Extract the complete listing and repeat it word for word.

───── Data shown ─────

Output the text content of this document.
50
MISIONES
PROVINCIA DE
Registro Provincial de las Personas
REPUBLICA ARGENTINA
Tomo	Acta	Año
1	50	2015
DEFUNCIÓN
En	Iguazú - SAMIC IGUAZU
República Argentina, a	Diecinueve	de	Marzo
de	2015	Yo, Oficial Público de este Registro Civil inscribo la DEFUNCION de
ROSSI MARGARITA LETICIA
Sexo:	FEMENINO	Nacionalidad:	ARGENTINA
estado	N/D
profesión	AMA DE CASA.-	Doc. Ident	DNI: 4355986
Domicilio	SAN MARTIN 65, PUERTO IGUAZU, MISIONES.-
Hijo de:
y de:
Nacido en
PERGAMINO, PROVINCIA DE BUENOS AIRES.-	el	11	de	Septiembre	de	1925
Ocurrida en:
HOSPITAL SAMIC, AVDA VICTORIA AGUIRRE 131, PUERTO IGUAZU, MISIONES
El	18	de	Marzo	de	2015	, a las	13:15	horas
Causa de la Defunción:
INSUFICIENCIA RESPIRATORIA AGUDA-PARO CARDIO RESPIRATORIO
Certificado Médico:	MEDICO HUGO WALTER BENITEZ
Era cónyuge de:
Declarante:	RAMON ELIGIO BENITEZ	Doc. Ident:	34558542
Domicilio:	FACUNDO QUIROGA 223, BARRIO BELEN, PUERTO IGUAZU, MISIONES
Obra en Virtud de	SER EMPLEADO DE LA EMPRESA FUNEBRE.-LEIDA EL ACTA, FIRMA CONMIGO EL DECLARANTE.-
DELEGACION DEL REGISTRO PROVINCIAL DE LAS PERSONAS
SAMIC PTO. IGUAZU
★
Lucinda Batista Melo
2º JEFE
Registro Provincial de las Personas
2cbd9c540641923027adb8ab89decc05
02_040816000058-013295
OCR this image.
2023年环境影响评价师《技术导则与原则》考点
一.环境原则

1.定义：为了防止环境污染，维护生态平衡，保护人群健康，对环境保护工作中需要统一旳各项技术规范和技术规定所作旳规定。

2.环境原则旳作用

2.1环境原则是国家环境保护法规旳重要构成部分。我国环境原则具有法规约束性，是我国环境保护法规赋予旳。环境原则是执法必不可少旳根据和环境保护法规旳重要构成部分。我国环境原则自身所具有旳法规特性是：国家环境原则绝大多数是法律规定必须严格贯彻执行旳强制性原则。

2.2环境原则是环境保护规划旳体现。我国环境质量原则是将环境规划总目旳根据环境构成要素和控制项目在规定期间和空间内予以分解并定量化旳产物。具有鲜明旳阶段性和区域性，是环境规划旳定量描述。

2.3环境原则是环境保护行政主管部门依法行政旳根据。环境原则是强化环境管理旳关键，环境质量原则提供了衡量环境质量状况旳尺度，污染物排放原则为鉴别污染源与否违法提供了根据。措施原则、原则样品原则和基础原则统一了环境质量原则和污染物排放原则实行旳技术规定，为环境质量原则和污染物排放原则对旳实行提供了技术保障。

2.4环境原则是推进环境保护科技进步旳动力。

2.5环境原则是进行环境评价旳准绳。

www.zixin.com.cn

─────

# Complete response:
Output the text content of this document.
50
MISIONES
PROVINCIA DE
Registro Provincial de las Personas
REPUBLICA ARGENTINA
Tomo	Acta	Año
1	50	2015
DEFUNCIÓN
En	Iguazú - SAMIC IGUAZU
República Argentina, a	Diecinueve	de	Marzo
de	2015	Yo, Oficial Público de este Registro Civil inscribo la DEFUNCION de
ROSSI MARGARITA LETICIA
Sexo:	FEMENINO	Nacionalidad:	ARGENTINA
estado	N/D
profesión	AMA DE CASA.-	Doc. Ident	DNI: 4355986
Domicilio	SAN MARTIN 65, PUERTO IGUAZU, MISIONES.-
Hijo de:
y de:
Nacido en
PERGAMINO, PROVINCIA DE BUENOS AIRES.-	el	11	de	Septiembre	de	1925
Ocurrida en:
HOSPITAL SAMIC, AVDA VICTORIA AGUIRRE 131, PUERTO IGUAZU, MISIONES
El	18	de	Marzo	de	2015	, a las	13:15	horas
Causa de la Defunción:
INSUFICIENCIA RESPIRATORIA AGUDA-PARO CARDIO RESPIRATORIO
Certificado Médico:	MEDICO HUGO WALTER BENITEZ
Era cónyuge de:
Declarante:	RAMON ELIGIO BENITEZ	Doc. Ident:	34558542
Domicilio:	FACUNDO QUIROGA 223, BARRIO BELEN, PUERTO IGUAZU, MISIONES
Obra en Virtud de	SER EMPLEADO DE LA EMPRESA FUNEBRE.-LEIDA EL ACTA, FIRMA CONMIGO EL DECLARANTE.-
DELEGACION DEL REGISTRO PROVINCIAL DE LAS PERSONAS
SAMIC PTO. IGUAZU
★
Lucinda Batista Melo
2º JEFE
Registro Provincial de las Personas
2cbd9c540641923027adb8ab89decc05
02_040816000058-013295
OCR this image.
2023年环境影响评价师《技术导则与原则》考点
一.环境原则

1.定义：为了防止环境污染，维护生态平衡，保护人群健康，对环境保护工作中需要统一旳各项技术规范和技术规定所作旳规定。

2.环境原则旳作用

2.1环境原则是国家环境保护法规旳重要构成部分。我国环境原则具有法规约束性，是我国环境保护法规赋予旳。环境原则是执法必不可少旳根据和环境保护法规旳重要构成部分。我国环境原则自身所具有旳法规特性是：国家环境原则绝大多数是法律规定必须严格贯彻执行旳强制性原则。

2.2环境原则是环境保护规划旳体现。我国环境质量原则是将环境规划总目旳根据环境构成要素和控制项目在规定期间和空间内予以分解并定量化旳产物。具有鲜明旳阶段性和区域性，是环境规划旳定量描述。

2.3环境原则是环境保护行政主管部门依法行政旳根据。环境原则是强化环境管理旳关键，环境质量原则提供了衡量环境质量状况旳尺度，污染物排放原则为鉴别污染源与否违法提供了根据。措施原则、原则样品原则和基础原则统一了环境质量原则和污染物排放原则实行旳技术规定，为环境质量原则和污染物排放原则对旳实行提供了技术保障。

2.4环境原则是推进环境保护科技进步旳动力。

2.5环境原则是进行环境评价旳准绳。

www.zixin.com.cn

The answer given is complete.